- _THE EXERCISE_
Every entry should be repeated exactly. Omit the pictures.

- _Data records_
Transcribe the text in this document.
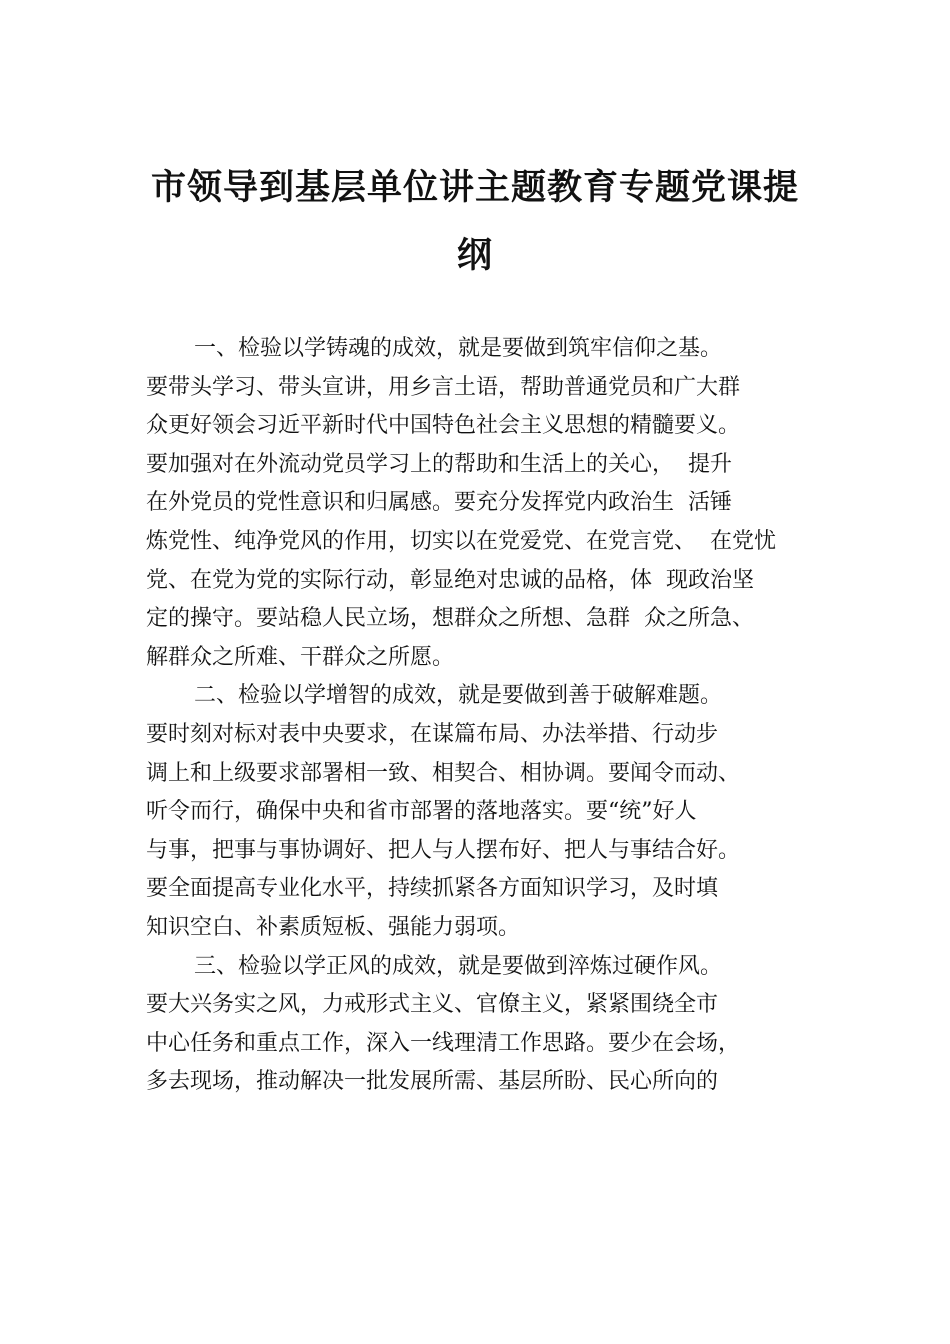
市领导到基层单位讲主题教育专题党课提
纲
一、检验以学铸魂的成效，就是要做到筑牢信仰之基。
要带头学习、带头宣讲，用乡言土语，帮助普通党员和广大群
众更好领会习近平新时代中国特色社会主义思想的精髓要义。
要加强对在外流动党员学习上的帮助和生活上的关心，  提升
在外党员的党性意识和归属感。要充分发挥党内政治生  活锤
炼党性、纯净党风的作用，切实以在党爱党、在党言党、  在党忧
党、在党为党的实际行动，彰显绝对忠诚的品格，体  现政治坚
定的操守。要站稳人民立场，想群众之所想、急群  众之所急、
解群众之所难、干群众之所愿。
二、检验以学增智的成效，就是要做到善于破解难题。
要时刻对标对表中央要求，在谋篇布局、办法举措、行动步
调上和上级要求部署相一致、相契合、相协调。要闻令而动、
听令而行，确保中央和省市部署的落地落实。要“统”好人
与事，把事与事协调好、把人与人摆布好、把人与事结合好。
要全面提高专业化水平，持续抓紧各方面知识学习，及时填
知识空白、补素质短板、强能力弱项。
三、检验以学正风的成效，就是要做到淬炼过硬作风。
要大兴务实之风，力戒形式主义、官僚主义，紧紧围绕全市
中心任务和重点工作，深入一线理清工作思路。要少在会场，
多去现场，推动解决一批发展所需、基层所盼、民心所向的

- _COMPLETE OUTPUT_
Transcribe the text in this document.
市领导到基层单位讲主题教育专题党课提
纲
一、检验以学铸魂的成效，就是要做到筑牢信仰之基。
要带头学习、带头宣讲，用乡言土语，帮助普通党员和广大群
众更好领会习近平新时代中国特色社会主义思想的精髓要义。
要加强对在外流动党员学习上的帮助和生活上的关心，  提升
在外党员的党性意识和归属感。要充分发挥党内政治生  活锤
炼党性、纯净党风的作用，切实以在党爱党、在党言党、  在党忧
党、在党为党的实际行动，彰显绝对忠诚的品格，体  现政治坚
定的操守。要站稳人民立场，想群众之所想、急群  众之所急、
解群众之所难、干群众之所愿。
二、检验以学增智的成效，就是要做到善于破解难题。
要时刻对标对表中央要求，在谋篇布局、办法举措、行动步
调上和上级要求部署相一致、相契合、相协调。要闻令而动、
听令而行，确保中央和省市部署的落地落实。要“统”好人
与事，把事与事协调好、把人与人摆布好、把人与事结合好。
要全面提高专业化水平，持续抓紧各方面知识学习，及时填
知识空白、补素质短板、强能力弱项。
三、检验以学正风的成效，就是要做到淬炼过硬作风。
要大兴务实之风，力戒形式主义、官僚主义，紧紧围绕全市
中心任务和重点工作，深入一线理清工作思路。要少在会场，
多去现场，推动解决一批发展所需、基层所盼、民心所向的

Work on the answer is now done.